**Goal of the exercise**
Report every line from the material that contains the word "FUNCIONAMIENTO".

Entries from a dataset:
** Begin **

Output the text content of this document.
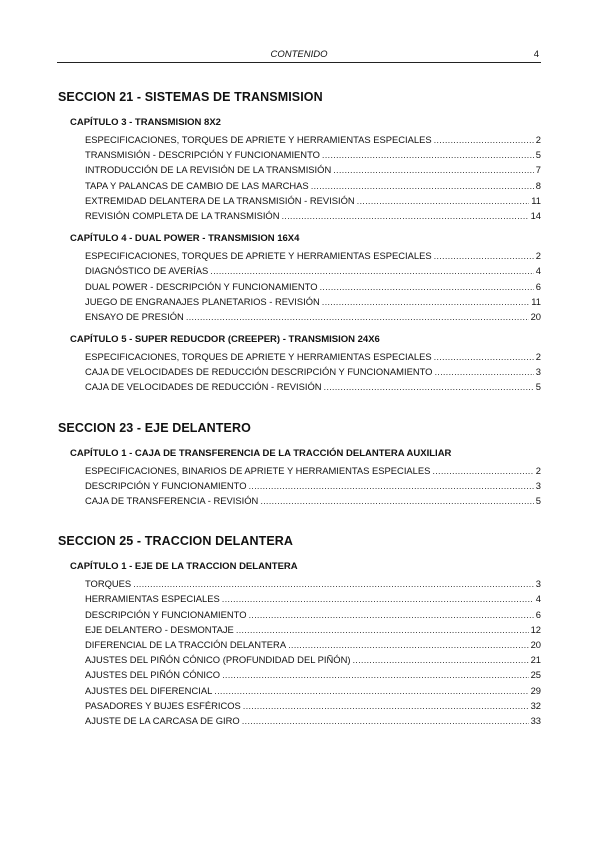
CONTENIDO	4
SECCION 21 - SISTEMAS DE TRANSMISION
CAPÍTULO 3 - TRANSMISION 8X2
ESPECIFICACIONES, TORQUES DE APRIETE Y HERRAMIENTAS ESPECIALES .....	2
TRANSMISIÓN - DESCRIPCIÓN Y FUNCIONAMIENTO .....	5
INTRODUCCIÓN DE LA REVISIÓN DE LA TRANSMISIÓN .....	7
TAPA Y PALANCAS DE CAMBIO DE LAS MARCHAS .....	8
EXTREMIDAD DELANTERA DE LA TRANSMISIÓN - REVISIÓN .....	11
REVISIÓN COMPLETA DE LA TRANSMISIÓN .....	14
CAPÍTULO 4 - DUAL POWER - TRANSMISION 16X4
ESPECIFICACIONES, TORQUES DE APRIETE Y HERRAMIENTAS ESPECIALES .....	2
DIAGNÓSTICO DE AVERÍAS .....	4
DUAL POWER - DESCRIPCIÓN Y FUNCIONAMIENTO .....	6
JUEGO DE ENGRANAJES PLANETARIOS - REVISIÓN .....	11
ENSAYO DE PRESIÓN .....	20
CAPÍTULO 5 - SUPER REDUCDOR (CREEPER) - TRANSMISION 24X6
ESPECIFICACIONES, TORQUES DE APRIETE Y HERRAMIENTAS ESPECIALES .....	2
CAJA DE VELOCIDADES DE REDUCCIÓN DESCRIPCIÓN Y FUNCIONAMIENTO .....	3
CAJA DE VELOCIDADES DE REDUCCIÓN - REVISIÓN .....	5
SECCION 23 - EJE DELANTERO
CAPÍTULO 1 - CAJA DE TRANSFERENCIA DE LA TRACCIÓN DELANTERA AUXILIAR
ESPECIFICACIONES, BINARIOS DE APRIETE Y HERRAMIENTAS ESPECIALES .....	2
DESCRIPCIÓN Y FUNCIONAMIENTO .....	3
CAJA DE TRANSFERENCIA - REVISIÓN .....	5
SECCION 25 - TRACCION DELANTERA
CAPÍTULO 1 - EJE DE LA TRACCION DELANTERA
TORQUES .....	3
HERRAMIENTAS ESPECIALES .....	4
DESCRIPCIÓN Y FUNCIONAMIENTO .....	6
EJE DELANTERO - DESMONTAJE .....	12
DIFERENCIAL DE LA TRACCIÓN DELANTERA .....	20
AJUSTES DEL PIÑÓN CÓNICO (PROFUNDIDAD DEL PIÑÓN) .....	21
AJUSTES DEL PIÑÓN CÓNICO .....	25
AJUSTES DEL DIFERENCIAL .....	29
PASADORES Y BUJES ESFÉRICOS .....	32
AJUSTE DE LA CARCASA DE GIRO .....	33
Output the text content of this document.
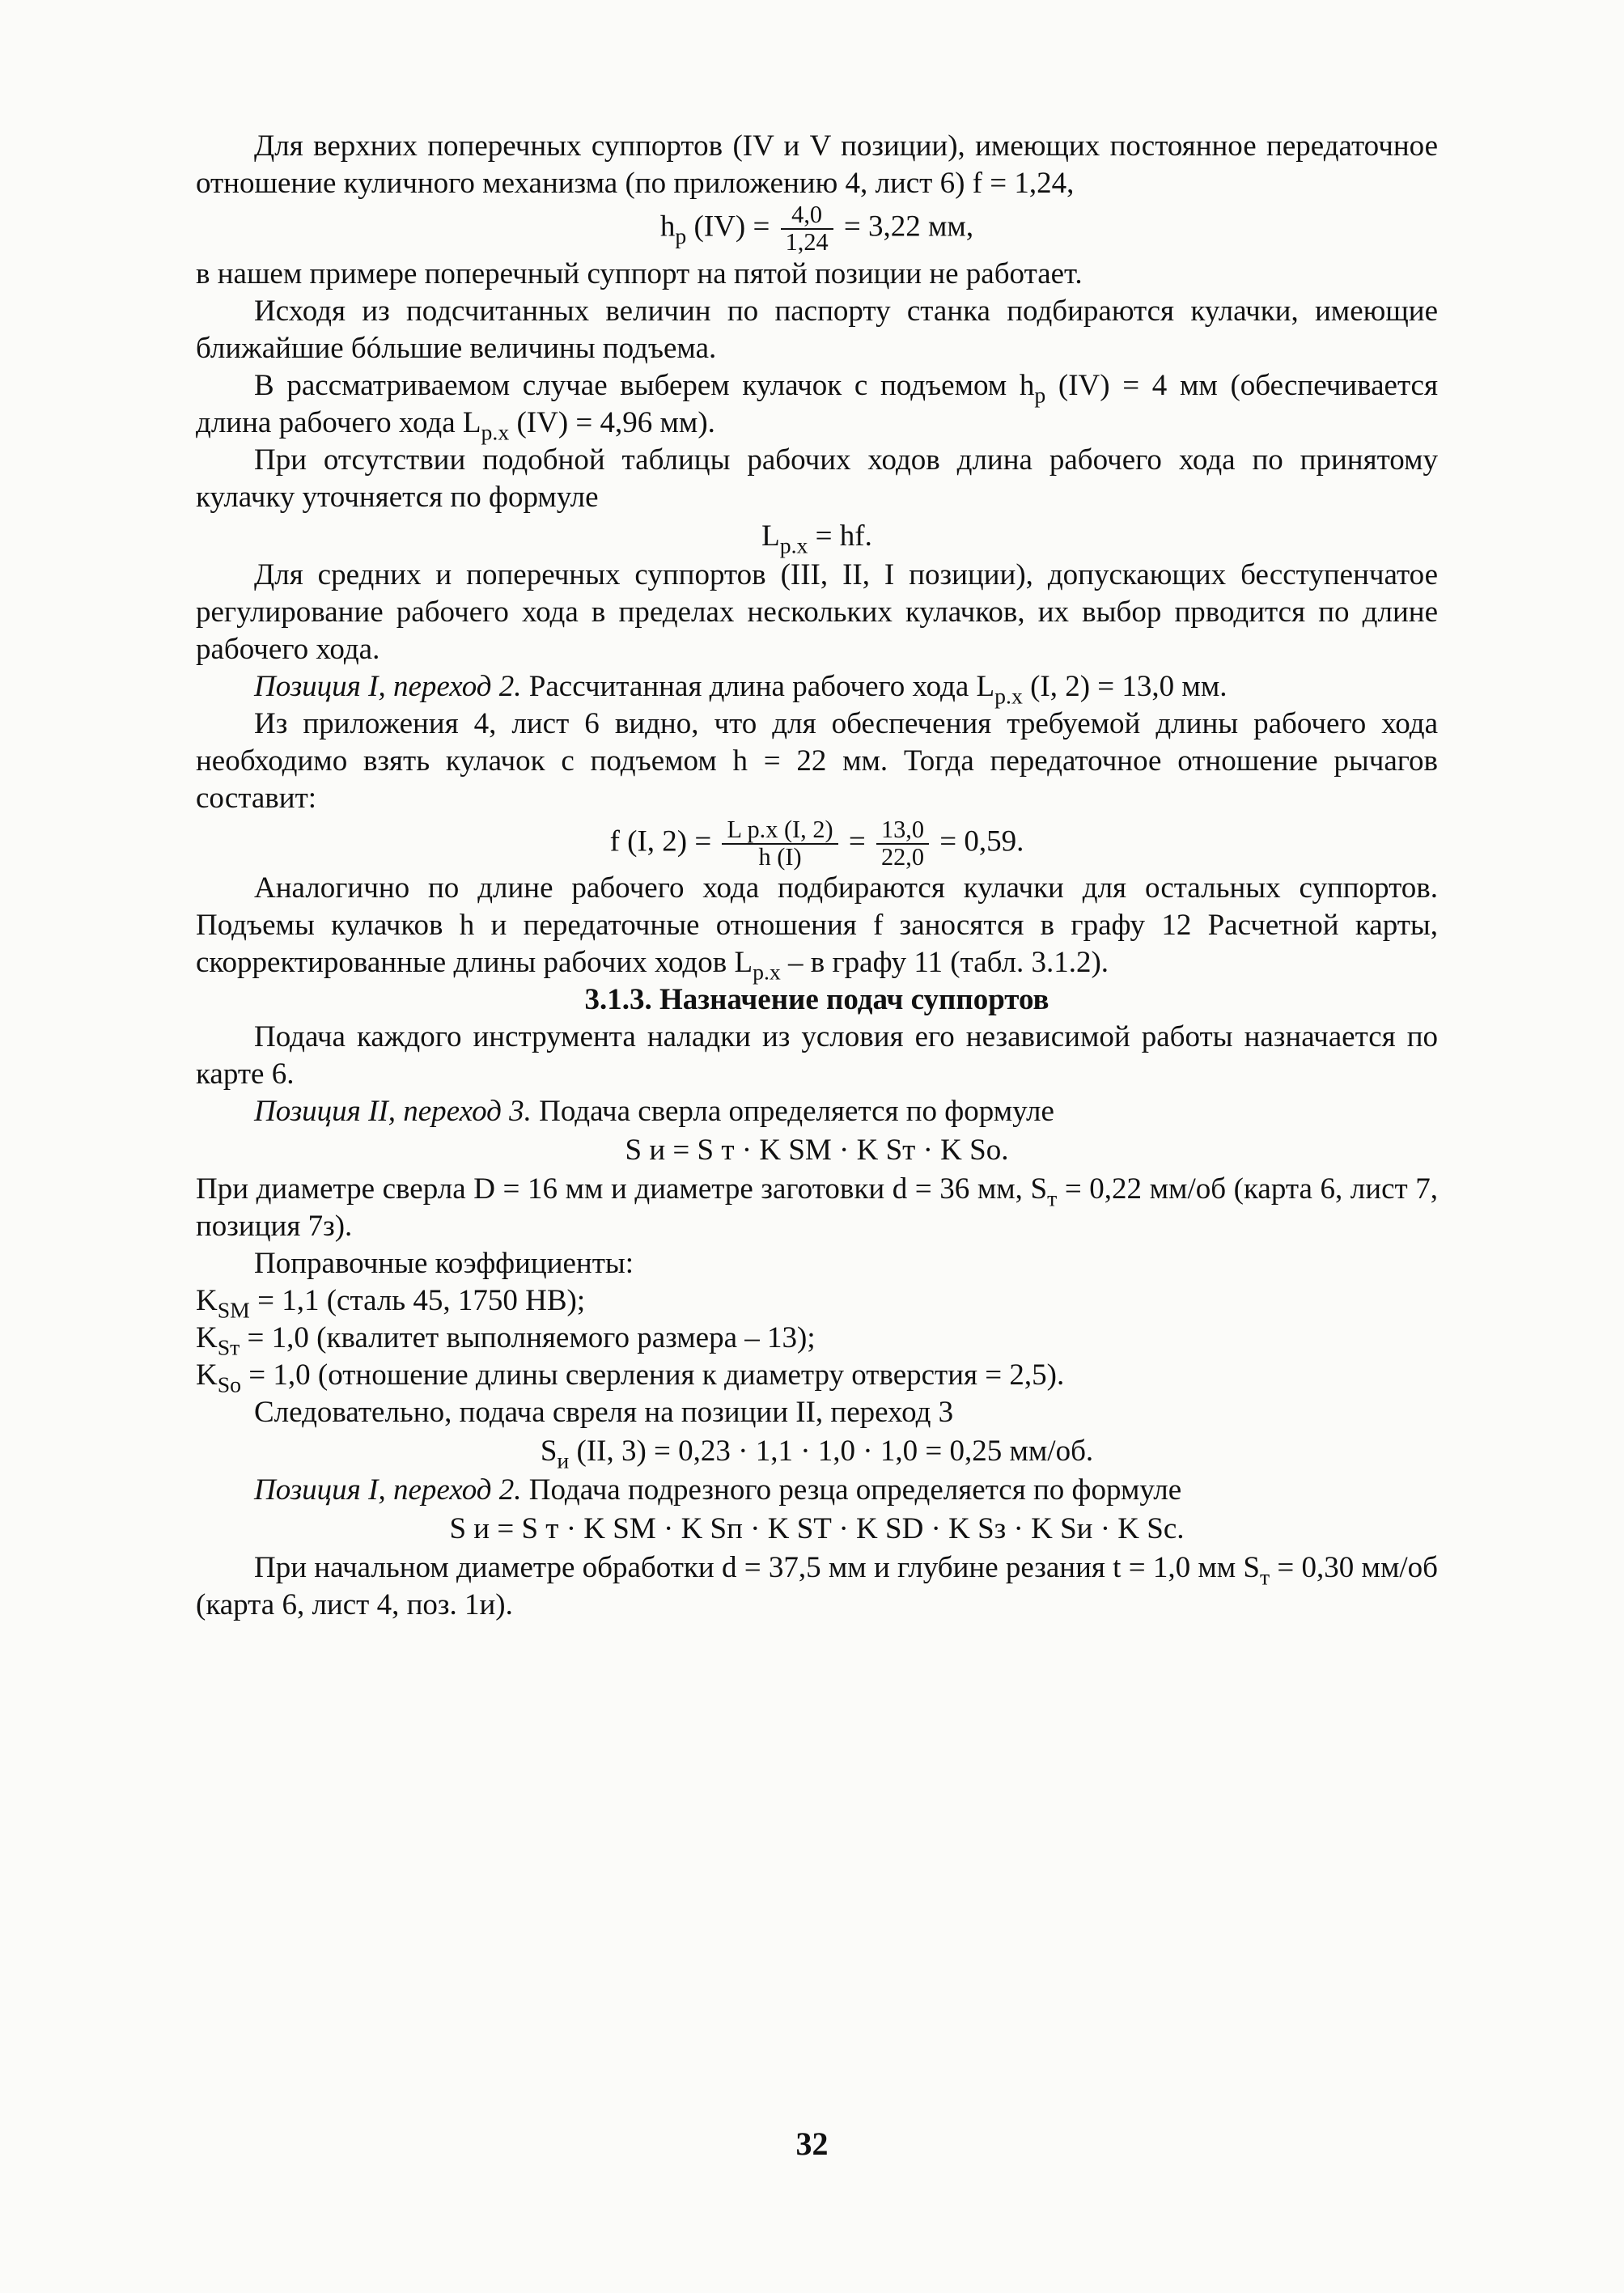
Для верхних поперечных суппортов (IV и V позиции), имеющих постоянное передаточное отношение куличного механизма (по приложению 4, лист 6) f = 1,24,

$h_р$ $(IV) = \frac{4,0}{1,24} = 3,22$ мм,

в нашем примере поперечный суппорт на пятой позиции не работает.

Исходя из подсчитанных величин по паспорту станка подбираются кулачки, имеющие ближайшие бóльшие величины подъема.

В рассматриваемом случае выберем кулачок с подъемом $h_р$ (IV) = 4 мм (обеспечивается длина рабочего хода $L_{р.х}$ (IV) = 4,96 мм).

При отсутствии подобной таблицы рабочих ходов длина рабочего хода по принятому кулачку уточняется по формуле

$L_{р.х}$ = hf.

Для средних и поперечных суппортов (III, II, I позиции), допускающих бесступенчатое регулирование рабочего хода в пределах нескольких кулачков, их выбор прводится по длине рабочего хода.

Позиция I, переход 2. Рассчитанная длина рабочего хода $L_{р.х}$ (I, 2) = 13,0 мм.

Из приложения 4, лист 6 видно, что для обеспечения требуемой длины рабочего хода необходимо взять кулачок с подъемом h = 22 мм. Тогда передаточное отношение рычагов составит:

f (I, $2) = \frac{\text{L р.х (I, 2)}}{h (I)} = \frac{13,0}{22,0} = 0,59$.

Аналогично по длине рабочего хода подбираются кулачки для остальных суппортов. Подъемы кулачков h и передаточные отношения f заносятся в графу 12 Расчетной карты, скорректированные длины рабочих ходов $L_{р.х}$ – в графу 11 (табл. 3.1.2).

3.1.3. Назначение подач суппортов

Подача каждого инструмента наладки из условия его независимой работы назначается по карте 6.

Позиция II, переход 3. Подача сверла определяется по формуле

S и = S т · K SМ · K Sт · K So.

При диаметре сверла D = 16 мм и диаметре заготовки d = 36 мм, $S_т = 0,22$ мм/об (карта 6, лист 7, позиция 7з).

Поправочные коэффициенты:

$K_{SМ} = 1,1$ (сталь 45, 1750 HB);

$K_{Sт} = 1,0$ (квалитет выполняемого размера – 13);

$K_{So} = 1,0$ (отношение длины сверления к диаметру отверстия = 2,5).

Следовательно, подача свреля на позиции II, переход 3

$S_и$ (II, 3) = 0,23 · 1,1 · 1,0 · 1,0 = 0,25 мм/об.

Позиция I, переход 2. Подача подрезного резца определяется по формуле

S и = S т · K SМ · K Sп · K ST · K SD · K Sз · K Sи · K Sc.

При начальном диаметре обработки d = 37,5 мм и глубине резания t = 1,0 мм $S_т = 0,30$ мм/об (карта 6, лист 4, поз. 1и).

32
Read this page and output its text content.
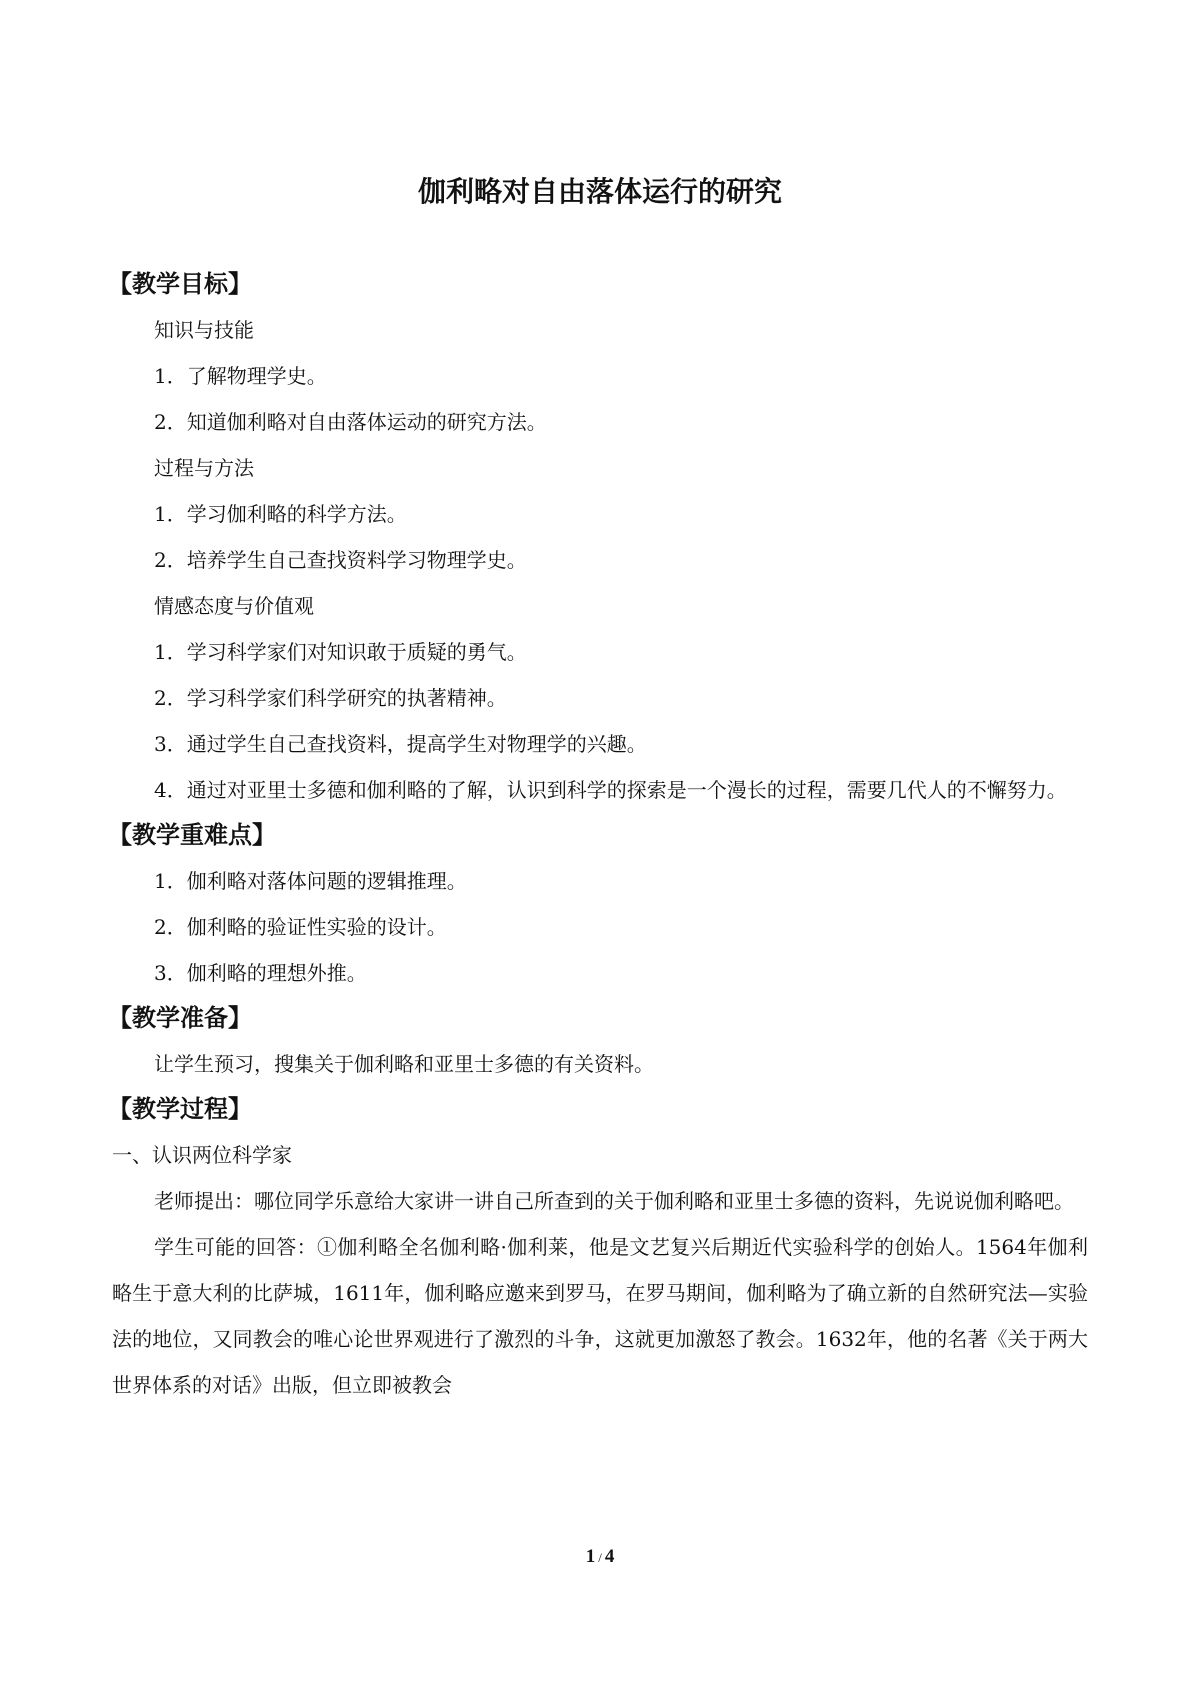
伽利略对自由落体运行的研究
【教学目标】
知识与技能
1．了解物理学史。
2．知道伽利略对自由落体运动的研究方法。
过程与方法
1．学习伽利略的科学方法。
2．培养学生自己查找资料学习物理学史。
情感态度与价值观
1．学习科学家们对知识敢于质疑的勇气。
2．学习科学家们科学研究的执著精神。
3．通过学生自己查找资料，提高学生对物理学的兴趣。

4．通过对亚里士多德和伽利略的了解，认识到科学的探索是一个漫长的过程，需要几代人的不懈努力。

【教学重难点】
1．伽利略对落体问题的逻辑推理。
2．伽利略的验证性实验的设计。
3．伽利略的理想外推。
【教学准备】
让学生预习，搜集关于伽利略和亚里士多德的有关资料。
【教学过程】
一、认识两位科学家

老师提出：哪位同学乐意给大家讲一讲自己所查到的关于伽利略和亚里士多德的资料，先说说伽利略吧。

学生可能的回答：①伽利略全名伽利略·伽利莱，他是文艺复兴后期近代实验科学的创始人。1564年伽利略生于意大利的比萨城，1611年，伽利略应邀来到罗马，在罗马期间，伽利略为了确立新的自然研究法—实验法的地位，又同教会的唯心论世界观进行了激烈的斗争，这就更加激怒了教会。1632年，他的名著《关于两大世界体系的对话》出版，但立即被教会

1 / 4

** End **

**Correct answer**
TRANSMISIÓN - DESCRIPCIÓN Y FUNCIONAMIENTO .....	5
DUAL POWER - DESCRIPCIÓN Y FUNCIONAMIENTO .....	6
CAJA DE VELOCIDADES DE REDUCCIÓN DESCRIPCIÓN Y FUNCIONAMIENTO .....	3
DESCRIPCIÓN Y FUNCIONAMIENTO .....	3
DESCRIPCIÓN Y FUNCIONAMIENTO .....	6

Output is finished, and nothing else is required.